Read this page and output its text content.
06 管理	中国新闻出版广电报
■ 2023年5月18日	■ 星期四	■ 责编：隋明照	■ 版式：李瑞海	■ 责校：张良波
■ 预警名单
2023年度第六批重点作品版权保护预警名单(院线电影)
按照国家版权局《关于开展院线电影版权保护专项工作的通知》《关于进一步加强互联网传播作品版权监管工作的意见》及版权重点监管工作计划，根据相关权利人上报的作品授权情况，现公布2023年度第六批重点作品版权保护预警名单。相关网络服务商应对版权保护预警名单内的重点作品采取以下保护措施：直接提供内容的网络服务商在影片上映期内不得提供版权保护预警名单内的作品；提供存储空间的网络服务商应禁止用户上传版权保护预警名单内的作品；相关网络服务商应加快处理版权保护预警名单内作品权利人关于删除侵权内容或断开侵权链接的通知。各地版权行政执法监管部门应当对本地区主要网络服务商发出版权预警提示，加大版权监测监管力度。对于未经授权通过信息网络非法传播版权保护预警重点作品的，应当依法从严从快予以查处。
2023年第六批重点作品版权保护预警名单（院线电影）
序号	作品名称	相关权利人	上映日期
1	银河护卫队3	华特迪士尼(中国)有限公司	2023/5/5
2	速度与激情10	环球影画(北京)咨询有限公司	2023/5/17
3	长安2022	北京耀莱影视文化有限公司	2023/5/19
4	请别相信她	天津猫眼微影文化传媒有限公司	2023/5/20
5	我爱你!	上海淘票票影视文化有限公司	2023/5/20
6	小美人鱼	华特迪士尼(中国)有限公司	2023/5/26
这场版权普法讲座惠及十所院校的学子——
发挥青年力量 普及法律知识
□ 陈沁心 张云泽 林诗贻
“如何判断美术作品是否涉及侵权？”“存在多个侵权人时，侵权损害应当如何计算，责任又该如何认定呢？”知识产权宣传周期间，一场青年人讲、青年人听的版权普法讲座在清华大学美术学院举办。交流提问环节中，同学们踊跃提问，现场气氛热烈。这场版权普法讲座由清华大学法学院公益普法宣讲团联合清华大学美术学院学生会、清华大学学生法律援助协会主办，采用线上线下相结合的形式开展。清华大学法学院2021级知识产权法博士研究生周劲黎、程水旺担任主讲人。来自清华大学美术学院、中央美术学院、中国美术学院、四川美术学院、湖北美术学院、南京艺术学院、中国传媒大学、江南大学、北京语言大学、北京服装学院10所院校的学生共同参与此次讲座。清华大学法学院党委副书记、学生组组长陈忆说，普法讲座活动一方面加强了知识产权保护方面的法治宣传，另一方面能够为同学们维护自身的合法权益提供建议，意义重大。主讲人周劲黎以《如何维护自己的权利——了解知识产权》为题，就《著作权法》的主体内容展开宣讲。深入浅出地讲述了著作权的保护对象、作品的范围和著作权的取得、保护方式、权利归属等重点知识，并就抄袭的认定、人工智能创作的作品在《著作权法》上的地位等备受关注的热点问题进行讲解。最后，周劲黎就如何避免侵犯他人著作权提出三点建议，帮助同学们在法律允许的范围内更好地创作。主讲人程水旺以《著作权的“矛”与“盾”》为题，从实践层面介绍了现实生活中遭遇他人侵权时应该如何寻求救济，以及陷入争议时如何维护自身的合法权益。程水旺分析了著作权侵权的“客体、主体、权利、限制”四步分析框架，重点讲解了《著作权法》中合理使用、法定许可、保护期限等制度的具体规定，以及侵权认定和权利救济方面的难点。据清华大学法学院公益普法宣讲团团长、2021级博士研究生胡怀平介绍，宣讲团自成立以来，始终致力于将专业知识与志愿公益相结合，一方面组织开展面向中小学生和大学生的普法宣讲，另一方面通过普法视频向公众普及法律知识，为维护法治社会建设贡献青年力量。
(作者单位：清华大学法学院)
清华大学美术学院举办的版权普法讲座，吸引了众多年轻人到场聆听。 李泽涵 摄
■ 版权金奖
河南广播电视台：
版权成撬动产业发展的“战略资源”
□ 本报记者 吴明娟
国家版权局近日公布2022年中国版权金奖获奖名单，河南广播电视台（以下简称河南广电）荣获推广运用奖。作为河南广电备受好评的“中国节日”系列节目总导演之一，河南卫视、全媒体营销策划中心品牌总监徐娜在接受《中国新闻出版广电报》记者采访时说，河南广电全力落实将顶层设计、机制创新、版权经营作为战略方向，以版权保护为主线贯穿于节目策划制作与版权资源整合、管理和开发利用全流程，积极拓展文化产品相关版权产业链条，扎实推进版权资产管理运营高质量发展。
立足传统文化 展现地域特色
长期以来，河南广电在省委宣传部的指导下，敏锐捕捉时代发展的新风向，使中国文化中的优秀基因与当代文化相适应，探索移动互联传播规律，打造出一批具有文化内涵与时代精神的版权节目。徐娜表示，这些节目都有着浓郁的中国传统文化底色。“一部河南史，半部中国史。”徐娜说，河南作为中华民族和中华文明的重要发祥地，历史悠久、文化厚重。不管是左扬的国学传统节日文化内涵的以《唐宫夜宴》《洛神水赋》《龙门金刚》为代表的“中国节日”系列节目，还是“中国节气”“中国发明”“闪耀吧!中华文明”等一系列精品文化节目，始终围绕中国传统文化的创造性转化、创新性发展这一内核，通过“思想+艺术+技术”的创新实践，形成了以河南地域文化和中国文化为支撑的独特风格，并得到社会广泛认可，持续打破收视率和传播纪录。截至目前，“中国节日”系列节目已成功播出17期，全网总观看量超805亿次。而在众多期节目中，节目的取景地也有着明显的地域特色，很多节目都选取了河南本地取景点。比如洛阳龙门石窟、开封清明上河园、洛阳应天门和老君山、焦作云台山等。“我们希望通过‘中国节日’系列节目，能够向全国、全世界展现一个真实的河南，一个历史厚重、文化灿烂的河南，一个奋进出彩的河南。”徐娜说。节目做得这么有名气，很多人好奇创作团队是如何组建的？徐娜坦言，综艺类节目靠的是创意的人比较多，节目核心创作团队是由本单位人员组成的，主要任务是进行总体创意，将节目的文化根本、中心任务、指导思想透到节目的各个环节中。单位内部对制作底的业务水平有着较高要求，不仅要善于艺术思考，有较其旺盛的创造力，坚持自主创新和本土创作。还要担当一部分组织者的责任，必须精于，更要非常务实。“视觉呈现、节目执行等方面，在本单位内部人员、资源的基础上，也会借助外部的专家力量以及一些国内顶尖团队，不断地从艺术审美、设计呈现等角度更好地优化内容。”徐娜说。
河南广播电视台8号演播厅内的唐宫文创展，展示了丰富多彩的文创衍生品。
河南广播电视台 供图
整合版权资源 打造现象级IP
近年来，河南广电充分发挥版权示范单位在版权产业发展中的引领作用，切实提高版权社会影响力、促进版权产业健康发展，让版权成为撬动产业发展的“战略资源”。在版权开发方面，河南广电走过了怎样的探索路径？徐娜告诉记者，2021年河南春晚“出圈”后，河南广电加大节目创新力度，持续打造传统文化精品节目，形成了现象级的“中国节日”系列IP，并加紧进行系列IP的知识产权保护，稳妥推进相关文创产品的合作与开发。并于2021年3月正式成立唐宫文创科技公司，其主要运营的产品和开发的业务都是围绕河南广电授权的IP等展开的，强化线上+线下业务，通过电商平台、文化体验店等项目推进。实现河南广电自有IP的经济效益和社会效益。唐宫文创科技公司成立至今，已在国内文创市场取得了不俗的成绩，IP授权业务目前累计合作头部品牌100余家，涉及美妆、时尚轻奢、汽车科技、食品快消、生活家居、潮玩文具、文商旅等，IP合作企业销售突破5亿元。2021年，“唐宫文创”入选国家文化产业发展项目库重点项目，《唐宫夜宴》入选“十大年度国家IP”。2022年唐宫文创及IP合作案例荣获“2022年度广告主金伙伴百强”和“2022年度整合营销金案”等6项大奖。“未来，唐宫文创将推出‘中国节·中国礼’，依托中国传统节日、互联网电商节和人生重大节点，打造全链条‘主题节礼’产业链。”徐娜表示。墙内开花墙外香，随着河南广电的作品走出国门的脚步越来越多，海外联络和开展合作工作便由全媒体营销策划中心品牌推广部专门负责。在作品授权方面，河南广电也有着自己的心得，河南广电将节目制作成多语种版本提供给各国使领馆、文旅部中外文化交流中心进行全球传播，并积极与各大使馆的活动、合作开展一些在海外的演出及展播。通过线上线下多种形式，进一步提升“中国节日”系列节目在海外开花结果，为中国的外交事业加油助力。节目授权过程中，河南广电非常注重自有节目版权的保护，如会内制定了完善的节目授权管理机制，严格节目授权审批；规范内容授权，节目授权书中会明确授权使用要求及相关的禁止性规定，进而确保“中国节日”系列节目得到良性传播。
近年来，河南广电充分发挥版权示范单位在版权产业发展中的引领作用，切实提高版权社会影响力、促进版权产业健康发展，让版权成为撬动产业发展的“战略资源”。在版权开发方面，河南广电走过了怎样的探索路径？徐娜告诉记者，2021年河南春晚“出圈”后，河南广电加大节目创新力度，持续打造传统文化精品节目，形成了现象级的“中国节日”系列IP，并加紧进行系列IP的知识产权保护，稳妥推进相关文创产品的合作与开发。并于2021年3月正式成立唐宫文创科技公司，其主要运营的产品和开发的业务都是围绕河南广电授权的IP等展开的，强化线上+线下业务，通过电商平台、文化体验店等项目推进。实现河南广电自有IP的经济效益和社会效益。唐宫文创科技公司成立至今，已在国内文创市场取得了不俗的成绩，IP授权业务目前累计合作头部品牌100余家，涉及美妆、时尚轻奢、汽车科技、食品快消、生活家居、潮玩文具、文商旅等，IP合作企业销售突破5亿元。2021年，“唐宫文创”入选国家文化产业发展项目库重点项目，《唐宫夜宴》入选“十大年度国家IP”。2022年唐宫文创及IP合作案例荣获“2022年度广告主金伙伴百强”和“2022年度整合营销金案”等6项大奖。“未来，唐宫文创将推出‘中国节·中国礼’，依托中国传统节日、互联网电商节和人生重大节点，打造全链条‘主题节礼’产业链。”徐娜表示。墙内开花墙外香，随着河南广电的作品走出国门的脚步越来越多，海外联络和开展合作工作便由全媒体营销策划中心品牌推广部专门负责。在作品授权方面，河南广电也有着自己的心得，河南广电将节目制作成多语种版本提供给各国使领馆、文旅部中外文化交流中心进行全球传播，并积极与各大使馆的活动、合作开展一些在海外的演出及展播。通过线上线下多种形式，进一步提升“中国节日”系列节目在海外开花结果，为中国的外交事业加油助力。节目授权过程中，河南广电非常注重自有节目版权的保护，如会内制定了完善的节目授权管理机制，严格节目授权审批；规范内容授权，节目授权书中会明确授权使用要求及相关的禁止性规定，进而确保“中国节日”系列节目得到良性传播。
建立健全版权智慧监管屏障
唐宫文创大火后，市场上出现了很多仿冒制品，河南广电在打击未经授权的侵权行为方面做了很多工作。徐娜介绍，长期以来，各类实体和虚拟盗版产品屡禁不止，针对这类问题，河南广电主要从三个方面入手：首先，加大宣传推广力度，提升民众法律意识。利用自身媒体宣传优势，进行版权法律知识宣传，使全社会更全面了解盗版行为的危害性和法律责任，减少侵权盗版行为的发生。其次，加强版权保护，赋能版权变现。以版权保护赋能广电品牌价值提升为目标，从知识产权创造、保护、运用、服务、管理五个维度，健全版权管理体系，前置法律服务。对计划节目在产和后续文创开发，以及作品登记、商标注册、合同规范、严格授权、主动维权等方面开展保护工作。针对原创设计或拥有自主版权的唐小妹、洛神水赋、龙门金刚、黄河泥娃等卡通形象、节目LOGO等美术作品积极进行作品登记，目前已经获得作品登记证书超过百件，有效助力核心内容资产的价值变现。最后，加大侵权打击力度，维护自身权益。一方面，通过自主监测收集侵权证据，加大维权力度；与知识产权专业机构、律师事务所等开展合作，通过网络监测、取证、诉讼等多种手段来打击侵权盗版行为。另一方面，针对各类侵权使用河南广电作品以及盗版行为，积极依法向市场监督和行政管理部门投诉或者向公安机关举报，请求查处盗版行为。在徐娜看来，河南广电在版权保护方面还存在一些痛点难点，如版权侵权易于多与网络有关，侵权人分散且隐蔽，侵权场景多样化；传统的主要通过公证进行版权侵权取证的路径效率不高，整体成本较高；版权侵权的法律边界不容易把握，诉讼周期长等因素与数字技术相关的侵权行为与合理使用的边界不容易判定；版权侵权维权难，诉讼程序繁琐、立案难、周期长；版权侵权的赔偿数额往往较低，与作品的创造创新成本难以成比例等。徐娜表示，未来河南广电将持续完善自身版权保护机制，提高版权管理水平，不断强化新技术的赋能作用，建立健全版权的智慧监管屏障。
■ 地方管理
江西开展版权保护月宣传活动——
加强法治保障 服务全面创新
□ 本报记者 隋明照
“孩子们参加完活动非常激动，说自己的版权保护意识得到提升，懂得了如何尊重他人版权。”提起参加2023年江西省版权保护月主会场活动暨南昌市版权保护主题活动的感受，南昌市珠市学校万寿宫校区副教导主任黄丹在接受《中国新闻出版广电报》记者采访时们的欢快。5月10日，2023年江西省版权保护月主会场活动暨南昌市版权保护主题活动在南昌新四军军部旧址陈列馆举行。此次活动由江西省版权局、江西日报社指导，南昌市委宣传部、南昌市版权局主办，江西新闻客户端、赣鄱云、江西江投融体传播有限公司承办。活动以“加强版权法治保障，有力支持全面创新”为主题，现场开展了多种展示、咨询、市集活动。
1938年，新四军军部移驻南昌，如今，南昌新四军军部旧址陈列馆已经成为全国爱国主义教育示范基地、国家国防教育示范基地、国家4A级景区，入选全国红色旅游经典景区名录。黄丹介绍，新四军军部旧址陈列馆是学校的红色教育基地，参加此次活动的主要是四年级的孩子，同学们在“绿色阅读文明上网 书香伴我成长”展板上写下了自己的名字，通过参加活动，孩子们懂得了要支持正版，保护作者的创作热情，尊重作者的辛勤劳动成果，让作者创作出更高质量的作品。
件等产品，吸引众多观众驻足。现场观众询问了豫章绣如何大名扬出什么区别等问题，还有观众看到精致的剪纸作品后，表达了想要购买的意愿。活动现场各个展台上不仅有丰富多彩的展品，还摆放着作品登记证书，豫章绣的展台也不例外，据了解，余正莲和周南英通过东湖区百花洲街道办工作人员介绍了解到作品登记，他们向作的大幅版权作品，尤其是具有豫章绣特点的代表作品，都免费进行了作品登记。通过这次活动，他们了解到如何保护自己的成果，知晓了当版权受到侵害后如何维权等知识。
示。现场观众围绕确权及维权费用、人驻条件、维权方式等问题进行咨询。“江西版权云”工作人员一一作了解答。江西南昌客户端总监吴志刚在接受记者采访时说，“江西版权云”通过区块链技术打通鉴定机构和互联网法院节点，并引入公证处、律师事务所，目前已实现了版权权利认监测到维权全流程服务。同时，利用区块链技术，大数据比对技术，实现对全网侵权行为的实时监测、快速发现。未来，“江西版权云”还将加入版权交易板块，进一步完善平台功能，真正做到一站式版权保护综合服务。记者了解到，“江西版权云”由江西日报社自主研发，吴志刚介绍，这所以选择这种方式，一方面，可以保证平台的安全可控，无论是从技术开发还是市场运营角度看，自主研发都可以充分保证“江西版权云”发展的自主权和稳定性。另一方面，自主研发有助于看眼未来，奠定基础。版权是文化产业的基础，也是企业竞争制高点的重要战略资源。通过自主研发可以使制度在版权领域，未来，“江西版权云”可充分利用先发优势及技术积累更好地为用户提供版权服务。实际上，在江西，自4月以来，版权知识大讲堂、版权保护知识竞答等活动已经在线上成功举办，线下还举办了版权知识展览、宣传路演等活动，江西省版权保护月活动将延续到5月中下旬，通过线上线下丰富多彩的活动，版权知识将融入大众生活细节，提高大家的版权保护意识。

Given exercise:
Wherever a line in the data above holds "华特迪士尼", copy that line.

Output of the task:
1	银河护卫队3	华特迪士尼(中国)有限公司	2023/5/5
6	小美人鱼	华特迪士尼(中国)有限公司	2023/5/26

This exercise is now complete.